> EXERCISE GOAL: Pictures within the data are to be left out; everything else must be reproduced exactly.

-------- EXERCISE INPUTS --------

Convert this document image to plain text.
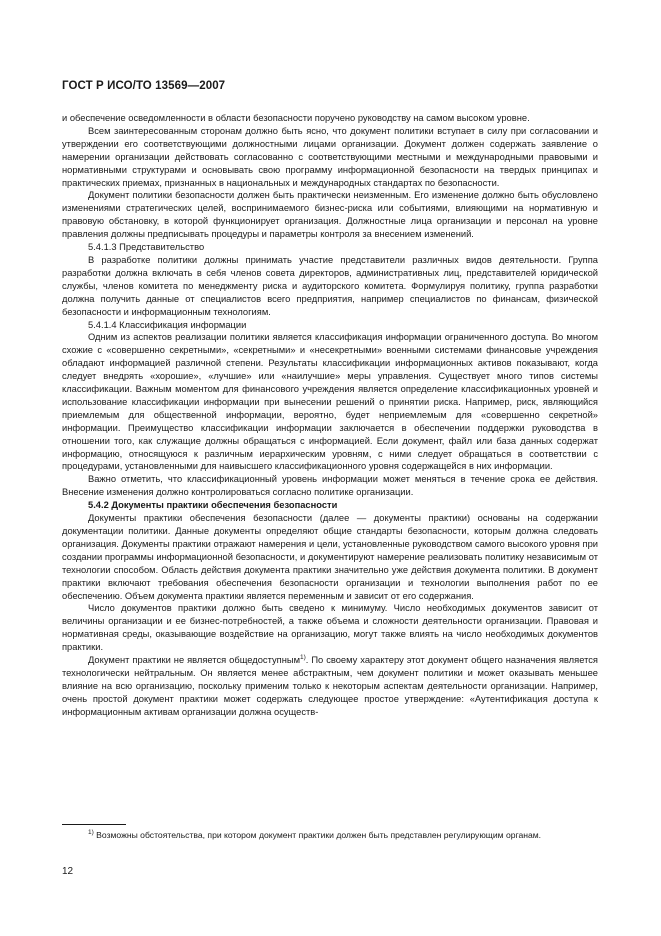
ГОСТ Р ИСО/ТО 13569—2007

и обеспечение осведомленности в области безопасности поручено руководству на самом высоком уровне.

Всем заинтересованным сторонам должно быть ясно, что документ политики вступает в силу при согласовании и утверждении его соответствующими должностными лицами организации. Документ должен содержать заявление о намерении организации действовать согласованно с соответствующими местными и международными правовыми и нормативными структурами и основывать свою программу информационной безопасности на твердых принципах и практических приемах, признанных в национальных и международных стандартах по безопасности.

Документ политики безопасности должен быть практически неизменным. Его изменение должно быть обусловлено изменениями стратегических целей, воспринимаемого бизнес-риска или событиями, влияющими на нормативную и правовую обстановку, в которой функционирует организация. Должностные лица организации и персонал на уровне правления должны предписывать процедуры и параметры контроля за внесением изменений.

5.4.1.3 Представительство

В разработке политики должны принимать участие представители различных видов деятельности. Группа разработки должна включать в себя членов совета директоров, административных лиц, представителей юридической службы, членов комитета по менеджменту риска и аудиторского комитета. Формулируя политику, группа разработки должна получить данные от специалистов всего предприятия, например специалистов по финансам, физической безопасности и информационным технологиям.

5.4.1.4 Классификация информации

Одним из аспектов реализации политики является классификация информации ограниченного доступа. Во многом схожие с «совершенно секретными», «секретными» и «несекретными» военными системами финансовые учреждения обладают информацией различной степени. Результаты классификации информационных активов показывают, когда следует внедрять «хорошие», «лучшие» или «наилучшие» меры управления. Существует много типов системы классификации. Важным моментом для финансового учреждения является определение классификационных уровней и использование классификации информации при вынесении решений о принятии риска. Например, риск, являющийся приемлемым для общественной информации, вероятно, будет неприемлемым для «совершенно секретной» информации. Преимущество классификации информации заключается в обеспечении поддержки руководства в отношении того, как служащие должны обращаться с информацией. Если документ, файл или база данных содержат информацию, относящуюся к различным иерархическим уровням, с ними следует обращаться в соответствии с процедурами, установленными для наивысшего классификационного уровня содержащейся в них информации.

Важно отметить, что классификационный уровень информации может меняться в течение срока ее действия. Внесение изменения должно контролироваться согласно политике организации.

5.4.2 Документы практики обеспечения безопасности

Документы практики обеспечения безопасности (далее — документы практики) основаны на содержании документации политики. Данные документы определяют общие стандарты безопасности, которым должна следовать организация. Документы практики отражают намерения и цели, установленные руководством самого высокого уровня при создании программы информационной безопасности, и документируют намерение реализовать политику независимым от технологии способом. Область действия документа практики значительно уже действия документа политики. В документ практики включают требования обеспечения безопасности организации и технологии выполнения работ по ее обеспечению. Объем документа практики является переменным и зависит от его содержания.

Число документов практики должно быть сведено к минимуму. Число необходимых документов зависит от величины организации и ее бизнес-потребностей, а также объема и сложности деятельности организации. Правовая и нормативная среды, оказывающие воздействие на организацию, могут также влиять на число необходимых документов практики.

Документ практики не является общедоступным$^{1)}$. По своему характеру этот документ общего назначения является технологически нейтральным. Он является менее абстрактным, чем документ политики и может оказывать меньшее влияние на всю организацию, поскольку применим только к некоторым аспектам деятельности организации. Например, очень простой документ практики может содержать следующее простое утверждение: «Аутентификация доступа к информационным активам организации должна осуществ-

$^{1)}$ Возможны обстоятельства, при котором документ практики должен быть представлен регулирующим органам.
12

--------

> WRITTEN ANSWER:
Convert this document image to plain text.
ГОСТ Р ИСО/ТО 13569—2007

и обеспечение осведомленности в области безопасности поручено руководству на самом высоком уровне.

Всем заинтересованным сторонам должно быть ясно, что документ политики вступает в силу при согласовании и утверждении его соответствующими должностными лицами организации. Документ должен содержать заявление о намерении организации действовать согласованно с соответствующими местными и международными правовыми и нормативными структурами и основывать свою программу информационной безопасности на твердых принципах и практических приемах, признанных в национальных и международных стандартах по безопасности.

Документ политики безопасности должен быть практически неизменным. Его изменение должно быть обусловлено изменениями стратегических целей, воспринимаемого бизнес-риска или событиями, влияющими на нормативную и правовую обстановку, в которой функционирует организация. Должностные лица организации и персонал на уровне правления должны предписывать процедуры и параметры контроля за внесением изменений.

5.4.1.3 Представительство

В разработке политики должны принимать участие представители различных видов деятельности. Группа разработки должна включать в себя членов совета директоров, административных лиц, представителей юридической службы, членов комитета по менеджменту риска и аудиторского комитета. Формулируя политику, группа разработки должна получить данные от специалистов всего предприятия, например специалистов по финансам, физической безопасности и информационным технологиям.

5.4.1.4 Классификация информации

Одним из аспектов реализации политики является классификация информации ограниченного доступа. Во многом схожие с «совершенно секретными», «секретными» и «несекретными» военными системами финансовые учреждения обладают информацией различной степени. Результаты классификации информационных активов показывают, когда следует внедрять «хорошие», «лучшие» или «наилучшие» меры управления. Существует много типов системы классификации. Важным моментом для финансового учреждения является определение классификационных уровней и использование классификации информации при вынесении решений о принятии риска. Например, риск, являющийся приемлемым для общественной информации, вероятно, будет неприемлемым для «совершенно секретной» информации. Преимущество классификации информации заключается в обеспечении поддержки руководства в отношении того, как служащие должны обращаться с информацией. Если документ, файл или база данных содержат информацию, относящуюся к различным иерархическим уровням, с ними следует обращаться в соответствии с процедурами, установленными для наивысшего классификационного уровня содержащейся в них информации.

Важно отметить, что классификационный уровень информации может меняться в течение срока ее действия. Внесение изменения должно контролироваться согласно политике организации.

5.4.2 Документы практики обеспечения безопасности

Документы практики обеспечения безопасности (далее — документы практики) основаны на содержании документации политики. Данные документы определяют общие стандарты безопасности, которым должна следовать организация. Документы практики отражают намерения и цели, установленные руководством самого высокого уровня при создании программы информационной безопасности, и документируют намерение реализовать политику независимым от технологии способом. Область действия документа практики значительно уже действия документа политики. В документ практики включают требования обеспечения безопасности организации и технологии выполнения работ по ее обеспечению. Объем документа практики является переменным и зависит от его содержания.

Число документов практики должно быть сведено к минимуму. Число необходимых документов зависит от величины организации и ее бизнес-потребностей, а также объема и сложности деятельности организации. Правовая и нормативная среды, оказывающие воздействие на организацию, могут также влиять на число необходимых документов практики.

Документ практики не является общедоступным$^{1)}$. По своему характеру этот документ общего назначения является технологически нейтральным. Он является менее абстрактным, чем документ политики и может оказывать меньшее влияние на всю организацию, поскольку применим только к некоторым аспектам деятельности организации. Например, очень простой документ практики может содержать следующее простое утверждение: «Аутентификация доступа к информационным активам организации должна осуществ-

$^{1)}$ Возможны обстоятельства, при котором документ практики должен быть представлен регулирующим органам.
12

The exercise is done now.